▶ Aim of the task
Which lines hold the string "spectrogram"? Copy every one of them.

▶ Listing
○ ○ ○

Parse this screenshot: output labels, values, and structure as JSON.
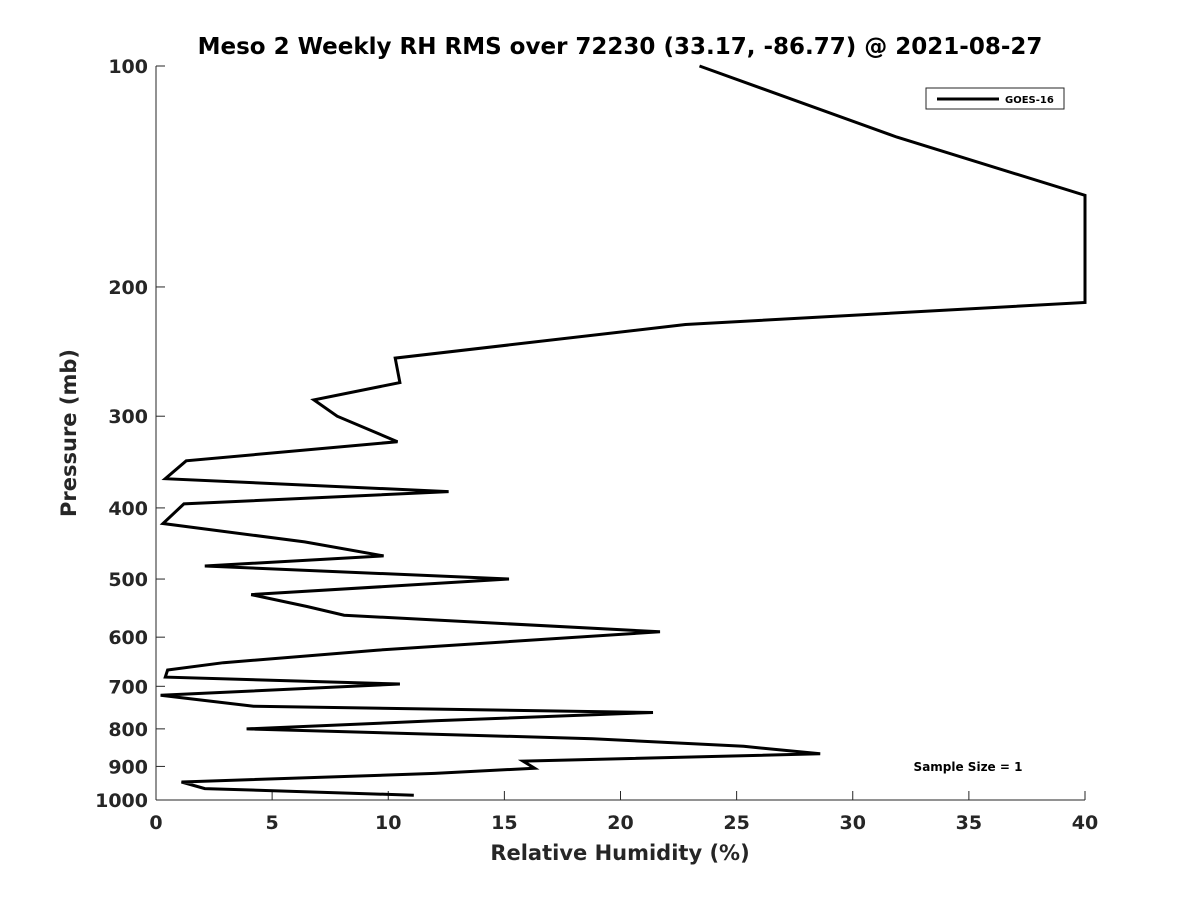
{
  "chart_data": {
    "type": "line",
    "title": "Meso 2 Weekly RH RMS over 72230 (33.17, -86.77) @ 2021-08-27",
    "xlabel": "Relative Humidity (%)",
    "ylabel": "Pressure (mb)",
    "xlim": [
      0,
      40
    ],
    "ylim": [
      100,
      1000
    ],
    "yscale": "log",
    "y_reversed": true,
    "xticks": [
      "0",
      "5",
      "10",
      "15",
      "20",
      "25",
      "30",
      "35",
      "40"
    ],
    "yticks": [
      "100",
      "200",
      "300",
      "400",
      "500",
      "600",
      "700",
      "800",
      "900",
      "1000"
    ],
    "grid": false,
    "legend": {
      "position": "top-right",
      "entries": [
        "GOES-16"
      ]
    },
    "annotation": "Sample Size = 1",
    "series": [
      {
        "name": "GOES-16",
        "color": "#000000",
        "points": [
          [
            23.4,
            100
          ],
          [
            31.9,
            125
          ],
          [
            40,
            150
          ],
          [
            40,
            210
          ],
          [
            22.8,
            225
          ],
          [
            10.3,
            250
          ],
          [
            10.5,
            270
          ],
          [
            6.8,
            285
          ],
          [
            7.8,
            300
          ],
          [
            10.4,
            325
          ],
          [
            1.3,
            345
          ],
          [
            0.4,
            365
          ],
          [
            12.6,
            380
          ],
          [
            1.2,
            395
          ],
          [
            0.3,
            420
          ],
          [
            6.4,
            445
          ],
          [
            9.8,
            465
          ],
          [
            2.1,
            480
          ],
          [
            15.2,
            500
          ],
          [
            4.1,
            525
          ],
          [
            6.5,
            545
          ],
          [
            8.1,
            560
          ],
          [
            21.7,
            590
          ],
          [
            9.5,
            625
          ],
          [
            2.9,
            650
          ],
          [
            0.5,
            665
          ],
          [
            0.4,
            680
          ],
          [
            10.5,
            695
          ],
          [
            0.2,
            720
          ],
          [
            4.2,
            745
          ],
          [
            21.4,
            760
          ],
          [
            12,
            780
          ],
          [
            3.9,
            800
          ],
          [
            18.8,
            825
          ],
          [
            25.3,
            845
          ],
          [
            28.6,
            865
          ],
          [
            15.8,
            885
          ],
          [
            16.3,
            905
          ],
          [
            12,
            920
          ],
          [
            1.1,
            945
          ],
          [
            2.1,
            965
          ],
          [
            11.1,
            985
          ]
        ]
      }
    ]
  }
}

○ ○ ○

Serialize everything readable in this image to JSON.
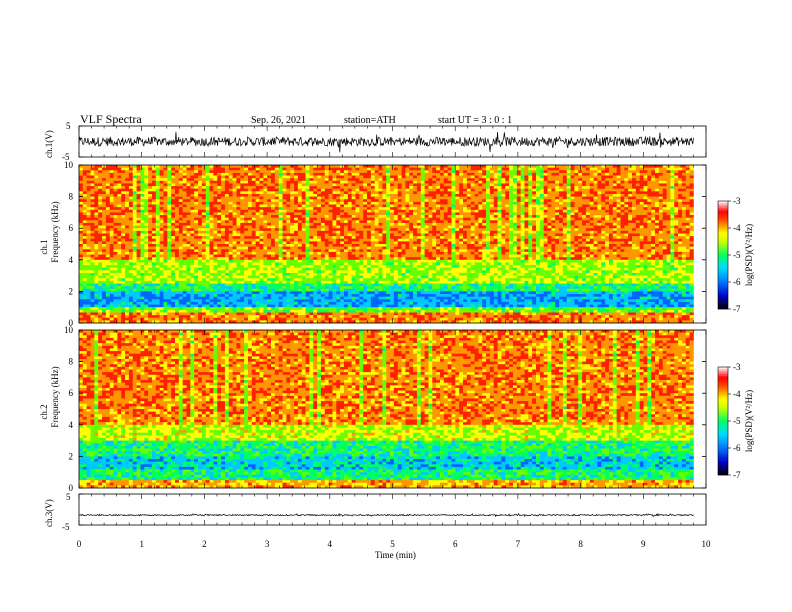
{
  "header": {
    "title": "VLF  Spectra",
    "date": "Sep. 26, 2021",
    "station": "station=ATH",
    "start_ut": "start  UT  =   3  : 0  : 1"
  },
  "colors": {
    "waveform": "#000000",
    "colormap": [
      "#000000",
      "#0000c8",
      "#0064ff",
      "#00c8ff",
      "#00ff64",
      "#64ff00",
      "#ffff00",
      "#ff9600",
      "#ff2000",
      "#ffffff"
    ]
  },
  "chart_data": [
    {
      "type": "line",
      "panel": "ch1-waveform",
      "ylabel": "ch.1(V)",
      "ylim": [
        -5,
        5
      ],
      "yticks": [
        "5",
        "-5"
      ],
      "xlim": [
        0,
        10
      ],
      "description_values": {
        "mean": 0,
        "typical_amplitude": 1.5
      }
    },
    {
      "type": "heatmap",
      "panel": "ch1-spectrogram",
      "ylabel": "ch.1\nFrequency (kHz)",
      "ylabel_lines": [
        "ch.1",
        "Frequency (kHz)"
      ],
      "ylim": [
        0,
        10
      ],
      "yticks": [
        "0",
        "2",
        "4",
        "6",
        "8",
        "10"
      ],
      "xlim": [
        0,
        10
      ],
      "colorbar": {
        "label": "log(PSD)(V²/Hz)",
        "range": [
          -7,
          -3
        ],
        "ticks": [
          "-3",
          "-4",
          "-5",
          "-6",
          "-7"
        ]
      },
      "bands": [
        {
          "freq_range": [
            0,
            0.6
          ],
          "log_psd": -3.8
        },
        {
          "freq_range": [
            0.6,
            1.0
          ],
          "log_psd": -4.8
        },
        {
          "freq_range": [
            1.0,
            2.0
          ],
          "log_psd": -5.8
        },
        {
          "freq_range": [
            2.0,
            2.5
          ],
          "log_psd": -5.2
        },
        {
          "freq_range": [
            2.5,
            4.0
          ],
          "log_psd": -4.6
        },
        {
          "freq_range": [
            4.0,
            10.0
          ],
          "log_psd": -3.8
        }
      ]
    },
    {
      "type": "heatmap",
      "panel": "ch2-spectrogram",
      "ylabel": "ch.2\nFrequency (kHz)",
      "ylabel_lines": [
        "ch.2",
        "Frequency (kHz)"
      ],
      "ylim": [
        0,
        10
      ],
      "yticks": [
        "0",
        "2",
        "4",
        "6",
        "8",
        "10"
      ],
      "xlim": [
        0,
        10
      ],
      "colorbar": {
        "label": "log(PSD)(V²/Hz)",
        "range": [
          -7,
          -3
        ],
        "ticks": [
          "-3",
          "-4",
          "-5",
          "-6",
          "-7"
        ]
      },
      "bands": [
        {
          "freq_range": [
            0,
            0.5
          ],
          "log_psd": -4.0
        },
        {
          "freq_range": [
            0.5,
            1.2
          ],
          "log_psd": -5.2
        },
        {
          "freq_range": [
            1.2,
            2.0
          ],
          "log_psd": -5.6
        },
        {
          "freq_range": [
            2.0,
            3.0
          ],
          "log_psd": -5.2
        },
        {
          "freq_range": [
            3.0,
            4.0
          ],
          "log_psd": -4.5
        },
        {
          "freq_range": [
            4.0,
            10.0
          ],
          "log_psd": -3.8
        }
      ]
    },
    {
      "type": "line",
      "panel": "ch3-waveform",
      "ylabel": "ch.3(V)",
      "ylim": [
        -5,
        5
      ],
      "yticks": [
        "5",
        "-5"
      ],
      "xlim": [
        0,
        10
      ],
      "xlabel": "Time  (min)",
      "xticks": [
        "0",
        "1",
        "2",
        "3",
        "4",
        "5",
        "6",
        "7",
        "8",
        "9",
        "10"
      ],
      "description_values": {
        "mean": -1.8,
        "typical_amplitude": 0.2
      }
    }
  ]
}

○ ○ ○

▶ Task answer
      "panel": "ch1-spectrogram",
      "panel": "ch2-spectrogram",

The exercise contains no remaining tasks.